* What is asked:
Extract every line that contains the word "distribuído".

* Data supplied:
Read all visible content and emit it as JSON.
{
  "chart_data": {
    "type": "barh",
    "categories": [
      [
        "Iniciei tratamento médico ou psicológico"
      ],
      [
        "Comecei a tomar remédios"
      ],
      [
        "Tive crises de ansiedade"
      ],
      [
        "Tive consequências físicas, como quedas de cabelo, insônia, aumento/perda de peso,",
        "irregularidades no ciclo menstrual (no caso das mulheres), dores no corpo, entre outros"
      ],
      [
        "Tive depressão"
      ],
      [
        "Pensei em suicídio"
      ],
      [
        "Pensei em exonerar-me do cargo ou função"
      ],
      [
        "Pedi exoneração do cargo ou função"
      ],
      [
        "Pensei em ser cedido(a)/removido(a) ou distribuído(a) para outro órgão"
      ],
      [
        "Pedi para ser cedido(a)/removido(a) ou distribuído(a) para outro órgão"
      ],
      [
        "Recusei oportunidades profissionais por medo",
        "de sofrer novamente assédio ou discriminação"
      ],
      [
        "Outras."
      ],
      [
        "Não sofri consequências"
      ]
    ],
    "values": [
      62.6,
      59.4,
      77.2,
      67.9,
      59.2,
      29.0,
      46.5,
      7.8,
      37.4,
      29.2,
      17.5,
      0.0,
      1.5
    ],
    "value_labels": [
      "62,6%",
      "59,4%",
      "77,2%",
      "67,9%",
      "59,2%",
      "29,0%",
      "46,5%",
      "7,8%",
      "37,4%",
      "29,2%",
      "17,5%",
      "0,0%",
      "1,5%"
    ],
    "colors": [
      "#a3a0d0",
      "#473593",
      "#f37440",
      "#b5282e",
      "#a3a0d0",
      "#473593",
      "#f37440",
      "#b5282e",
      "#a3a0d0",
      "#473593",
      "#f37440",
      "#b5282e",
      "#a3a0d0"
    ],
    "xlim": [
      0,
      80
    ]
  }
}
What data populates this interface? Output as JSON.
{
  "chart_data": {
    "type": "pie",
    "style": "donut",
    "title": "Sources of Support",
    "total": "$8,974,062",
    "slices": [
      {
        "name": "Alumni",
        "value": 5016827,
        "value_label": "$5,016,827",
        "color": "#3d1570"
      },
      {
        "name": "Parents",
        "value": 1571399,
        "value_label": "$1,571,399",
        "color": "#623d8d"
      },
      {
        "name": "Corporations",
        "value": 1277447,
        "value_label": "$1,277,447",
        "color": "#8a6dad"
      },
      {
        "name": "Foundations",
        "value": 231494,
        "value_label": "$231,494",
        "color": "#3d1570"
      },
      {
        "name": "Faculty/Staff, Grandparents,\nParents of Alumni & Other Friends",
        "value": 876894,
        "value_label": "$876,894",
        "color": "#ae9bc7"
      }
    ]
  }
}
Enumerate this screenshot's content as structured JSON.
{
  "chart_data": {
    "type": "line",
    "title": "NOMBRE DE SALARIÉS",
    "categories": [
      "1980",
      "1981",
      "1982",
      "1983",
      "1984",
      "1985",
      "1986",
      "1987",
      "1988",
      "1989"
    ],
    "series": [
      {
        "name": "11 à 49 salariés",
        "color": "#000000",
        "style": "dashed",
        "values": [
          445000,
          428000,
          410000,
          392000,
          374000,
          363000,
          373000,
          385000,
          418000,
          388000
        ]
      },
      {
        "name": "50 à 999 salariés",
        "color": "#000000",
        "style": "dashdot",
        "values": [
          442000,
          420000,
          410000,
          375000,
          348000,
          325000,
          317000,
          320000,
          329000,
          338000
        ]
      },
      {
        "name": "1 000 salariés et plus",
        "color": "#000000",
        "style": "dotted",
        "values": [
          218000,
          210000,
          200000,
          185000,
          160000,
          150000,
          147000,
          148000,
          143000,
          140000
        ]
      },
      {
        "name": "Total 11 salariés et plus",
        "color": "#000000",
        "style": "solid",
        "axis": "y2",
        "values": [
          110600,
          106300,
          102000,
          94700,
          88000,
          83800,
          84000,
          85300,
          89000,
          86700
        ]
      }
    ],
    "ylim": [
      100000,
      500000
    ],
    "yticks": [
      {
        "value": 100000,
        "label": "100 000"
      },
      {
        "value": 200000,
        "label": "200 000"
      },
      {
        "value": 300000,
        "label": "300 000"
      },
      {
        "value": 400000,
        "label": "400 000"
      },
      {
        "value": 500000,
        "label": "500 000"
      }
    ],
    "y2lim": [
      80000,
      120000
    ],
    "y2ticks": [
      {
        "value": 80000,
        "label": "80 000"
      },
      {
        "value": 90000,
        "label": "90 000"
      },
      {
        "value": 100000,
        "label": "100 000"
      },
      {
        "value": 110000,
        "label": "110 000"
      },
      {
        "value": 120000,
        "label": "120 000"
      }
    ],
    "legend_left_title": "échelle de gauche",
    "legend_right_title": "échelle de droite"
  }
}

* Written solution:
        "Pensei em ser cedido(a)/removido(a) ou distribuído(a) para outro órgão"
        "Pedi para ser cedido(a)/removido(a) ou distribuído(a) para outro órgão"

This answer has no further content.